(Items listed in a dataset)
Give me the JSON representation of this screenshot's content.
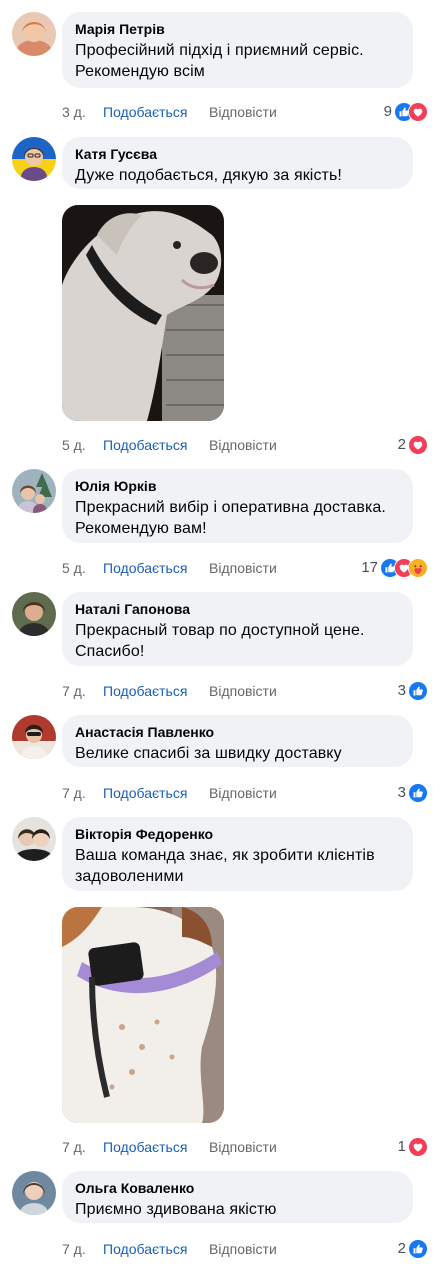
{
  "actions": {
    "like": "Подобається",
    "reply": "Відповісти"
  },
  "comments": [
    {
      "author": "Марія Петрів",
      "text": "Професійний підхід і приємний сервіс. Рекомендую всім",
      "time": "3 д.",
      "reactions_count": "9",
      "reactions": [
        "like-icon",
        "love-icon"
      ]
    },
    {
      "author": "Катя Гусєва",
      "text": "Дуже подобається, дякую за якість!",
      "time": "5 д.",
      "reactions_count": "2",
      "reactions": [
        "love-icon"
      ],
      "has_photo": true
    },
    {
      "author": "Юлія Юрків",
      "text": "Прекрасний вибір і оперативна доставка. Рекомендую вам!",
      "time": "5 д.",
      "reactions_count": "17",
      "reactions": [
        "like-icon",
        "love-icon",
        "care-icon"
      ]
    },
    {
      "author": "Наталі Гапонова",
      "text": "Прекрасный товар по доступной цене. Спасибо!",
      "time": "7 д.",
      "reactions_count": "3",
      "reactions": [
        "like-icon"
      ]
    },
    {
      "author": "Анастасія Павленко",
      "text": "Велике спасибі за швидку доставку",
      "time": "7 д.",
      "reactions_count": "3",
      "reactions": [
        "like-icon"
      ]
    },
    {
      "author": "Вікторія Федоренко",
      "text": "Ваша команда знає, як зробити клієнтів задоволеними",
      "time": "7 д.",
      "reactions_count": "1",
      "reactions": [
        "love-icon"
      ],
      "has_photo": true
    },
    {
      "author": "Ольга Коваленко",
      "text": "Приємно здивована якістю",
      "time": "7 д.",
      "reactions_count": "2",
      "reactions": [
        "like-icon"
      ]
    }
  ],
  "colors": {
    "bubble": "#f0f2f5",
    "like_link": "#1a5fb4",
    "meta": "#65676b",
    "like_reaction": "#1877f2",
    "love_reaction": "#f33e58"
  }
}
...
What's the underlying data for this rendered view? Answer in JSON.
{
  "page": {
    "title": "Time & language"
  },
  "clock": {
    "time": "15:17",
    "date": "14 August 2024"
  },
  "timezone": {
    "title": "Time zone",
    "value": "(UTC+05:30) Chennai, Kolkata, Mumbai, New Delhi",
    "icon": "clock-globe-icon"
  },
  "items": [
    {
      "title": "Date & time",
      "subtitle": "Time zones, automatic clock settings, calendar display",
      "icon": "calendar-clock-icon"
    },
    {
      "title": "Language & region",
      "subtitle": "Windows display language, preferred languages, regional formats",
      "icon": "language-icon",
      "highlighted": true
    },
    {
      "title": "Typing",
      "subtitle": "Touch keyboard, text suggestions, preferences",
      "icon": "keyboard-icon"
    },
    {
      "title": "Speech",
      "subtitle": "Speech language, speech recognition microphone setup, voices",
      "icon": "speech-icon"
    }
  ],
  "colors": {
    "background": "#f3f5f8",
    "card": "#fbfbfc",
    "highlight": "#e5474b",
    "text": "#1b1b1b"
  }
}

**Challenge**: Only lines with "clock" are wanted here; list each of them.

**Task response**:
  "clock": {
    "icon": "clock-globe-icon"
      "subtitle": "Time zones, automatic clock settings, calendar display",
      "icon": "calendar-clock-icon"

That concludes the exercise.